--- start of Excerpt to read ---

Revised January 6, 2012

CS 234: Data Types and Structures

General Description

An introduction to widely used and effective methods of data organization, focusing on data structures, their algorithms, and the performance of these algorithms. Students will learn how the choice of a data structure affects the performance and usability of applications, with examples from Web browsing and searching, computer databases, data analysis, text processing, etc. Specific topics include lists, stacks, queues, sets, maps, priority queues, trees, and graphs, together with general algorithmic techniques such as sorting, searching, and other transformations on data. Students who successfully complete the course will be able to use these tools to design and develop efficient programs for a wide variety of applications.

Logistics

This course will interest those wishing to understand how choices made in program design can significantly affect performance, and how to make such choices in particular cases. It is a central course for the Computer Science minor and is highly recommended for students in Information Management or similar fields and for those in the Mathematics/Teaching plan.

CS 234 is aimed at students in any discipline. Students in Computer Science plans (including SE and CFM) should take CS 240 instead.

Related courses (see calendar for official details)

--- end of Excerpt to read ---
--- start of Supplied entries ---

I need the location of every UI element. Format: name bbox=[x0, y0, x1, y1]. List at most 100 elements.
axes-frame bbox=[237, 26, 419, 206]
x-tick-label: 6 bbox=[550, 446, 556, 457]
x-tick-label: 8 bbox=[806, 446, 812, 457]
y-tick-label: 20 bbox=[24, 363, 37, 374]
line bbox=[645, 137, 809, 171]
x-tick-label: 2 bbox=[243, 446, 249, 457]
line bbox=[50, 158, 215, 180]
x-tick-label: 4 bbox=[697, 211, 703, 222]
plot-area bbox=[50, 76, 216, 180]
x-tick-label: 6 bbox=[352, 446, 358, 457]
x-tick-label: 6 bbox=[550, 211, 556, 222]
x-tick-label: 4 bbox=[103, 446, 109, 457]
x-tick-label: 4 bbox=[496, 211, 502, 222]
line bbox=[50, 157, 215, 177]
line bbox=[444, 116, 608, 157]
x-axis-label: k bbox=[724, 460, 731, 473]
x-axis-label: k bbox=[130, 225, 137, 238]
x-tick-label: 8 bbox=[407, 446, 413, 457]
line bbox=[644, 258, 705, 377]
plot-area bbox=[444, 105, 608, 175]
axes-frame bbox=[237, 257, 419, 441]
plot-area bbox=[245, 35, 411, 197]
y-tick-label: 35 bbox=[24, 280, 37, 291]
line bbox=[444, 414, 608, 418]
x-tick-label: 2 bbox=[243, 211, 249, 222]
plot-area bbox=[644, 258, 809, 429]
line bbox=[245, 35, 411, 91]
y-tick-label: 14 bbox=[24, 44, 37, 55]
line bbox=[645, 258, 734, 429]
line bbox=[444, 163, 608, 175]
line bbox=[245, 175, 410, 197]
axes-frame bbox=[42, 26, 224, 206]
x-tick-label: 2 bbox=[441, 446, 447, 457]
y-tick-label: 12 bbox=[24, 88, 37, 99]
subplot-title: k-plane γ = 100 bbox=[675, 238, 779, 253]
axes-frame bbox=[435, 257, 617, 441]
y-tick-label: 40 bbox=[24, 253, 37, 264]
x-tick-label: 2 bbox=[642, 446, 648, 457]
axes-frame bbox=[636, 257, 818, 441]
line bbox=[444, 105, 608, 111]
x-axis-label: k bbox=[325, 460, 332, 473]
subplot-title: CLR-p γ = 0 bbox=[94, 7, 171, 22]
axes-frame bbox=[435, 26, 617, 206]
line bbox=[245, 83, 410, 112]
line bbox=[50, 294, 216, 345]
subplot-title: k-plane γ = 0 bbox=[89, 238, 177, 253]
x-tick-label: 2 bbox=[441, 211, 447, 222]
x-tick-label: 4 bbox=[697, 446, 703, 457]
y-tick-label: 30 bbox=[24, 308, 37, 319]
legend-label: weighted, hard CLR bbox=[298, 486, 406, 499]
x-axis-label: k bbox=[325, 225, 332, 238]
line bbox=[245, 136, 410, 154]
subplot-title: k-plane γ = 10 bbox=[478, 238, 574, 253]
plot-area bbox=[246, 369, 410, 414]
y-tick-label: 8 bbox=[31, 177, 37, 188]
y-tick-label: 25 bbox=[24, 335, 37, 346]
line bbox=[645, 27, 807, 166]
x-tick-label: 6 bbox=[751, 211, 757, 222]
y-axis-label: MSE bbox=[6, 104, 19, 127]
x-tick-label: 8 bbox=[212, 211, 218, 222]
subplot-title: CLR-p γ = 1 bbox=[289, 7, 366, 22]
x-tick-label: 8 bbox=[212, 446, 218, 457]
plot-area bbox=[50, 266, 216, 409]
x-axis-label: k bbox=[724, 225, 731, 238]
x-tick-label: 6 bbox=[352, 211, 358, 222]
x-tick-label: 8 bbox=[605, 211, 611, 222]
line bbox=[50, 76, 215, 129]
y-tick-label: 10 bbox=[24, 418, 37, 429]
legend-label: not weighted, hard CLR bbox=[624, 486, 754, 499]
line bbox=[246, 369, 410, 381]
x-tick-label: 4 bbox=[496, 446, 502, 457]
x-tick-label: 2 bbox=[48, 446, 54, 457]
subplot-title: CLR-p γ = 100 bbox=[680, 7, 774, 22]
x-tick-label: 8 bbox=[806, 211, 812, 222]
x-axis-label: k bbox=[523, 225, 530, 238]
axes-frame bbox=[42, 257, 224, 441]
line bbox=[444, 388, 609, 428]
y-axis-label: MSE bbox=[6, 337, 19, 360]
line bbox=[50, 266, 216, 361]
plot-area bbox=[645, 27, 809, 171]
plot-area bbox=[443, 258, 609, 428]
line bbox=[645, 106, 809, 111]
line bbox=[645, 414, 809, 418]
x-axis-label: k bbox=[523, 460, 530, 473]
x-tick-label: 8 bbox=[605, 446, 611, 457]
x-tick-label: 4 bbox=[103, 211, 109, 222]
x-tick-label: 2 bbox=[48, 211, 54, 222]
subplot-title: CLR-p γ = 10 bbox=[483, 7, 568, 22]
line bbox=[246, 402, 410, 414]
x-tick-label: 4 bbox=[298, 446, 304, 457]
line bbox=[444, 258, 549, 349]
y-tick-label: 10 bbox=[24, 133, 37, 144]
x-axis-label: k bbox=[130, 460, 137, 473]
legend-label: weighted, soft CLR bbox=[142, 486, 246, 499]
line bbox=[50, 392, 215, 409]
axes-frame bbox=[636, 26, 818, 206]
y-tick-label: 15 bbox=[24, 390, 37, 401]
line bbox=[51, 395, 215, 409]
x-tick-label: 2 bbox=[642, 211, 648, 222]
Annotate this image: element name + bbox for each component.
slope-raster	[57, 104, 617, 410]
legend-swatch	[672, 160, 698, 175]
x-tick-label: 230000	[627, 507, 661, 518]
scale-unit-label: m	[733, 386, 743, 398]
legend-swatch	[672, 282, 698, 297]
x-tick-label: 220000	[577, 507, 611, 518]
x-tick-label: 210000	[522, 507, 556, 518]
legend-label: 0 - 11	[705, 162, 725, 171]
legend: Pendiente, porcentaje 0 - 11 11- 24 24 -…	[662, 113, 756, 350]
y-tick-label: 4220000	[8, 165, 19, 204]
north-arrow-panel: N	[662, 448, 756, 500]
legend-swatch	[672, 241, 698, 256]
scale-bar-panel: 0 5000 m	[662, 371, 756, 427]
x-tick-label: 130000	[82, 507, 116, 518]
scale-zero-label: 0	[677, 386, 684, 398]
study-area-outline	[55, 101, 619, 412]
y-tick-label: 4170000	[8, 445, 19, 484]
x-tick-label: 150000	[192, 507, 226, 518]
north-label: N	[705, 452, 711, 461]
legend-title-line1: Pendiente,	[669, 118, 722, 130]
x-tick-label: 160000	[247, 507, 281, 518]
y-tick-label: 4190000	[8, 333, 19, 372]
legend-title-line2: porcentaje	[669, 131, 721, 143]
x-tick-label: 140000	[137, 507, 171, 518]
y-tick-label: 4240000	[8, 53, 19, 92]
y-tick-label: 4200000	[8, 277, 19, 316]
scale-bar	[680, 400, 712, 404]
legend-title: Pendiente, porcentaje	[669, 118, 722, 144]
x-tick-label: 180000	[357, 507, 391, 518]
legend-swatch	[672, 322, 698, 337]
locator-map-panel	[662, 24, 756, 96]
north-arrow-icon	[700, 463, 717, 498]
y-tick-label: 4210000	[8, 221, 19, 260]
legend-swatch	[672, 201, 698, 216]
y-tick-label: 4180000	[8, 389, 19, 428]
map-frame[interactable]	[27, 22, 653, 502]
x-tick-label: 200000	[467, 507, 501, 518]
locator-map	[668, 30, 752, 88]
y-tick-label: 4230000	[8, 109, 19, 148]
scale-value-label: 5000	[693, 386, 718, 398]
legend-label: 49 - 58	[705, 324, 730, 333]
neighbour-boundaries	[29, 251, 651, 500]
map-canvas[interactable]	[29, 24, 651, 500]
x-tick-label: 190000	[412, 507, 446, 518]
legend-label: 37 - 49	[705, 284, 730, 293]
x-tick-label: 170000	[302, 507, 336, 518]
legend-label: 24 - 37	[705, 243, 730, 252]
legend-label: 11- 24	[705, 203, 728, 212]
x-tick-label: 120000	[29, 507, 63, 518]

--- end of Supplied entries ---

Directions:
(1) Answer these questions about the course description, one line each.
(a) Which course should students in Computer Science plans take instead of CS 234?
(b) On what date was the description revised?
(c) For which minor is CS 234 a central course?
(2) Gather every line of the records that contains the string "name".
The records are unrelated to the text.

Written answers:
(1)
(a) CS 240
(b) January 6, 2012
(c) The Computer Science minor

(2)
I need the location of every UI element. Format: name bbox=[x0, y0, x1, y1]. List at most 100 elements.
Annotate this image: element name + bbox for each component.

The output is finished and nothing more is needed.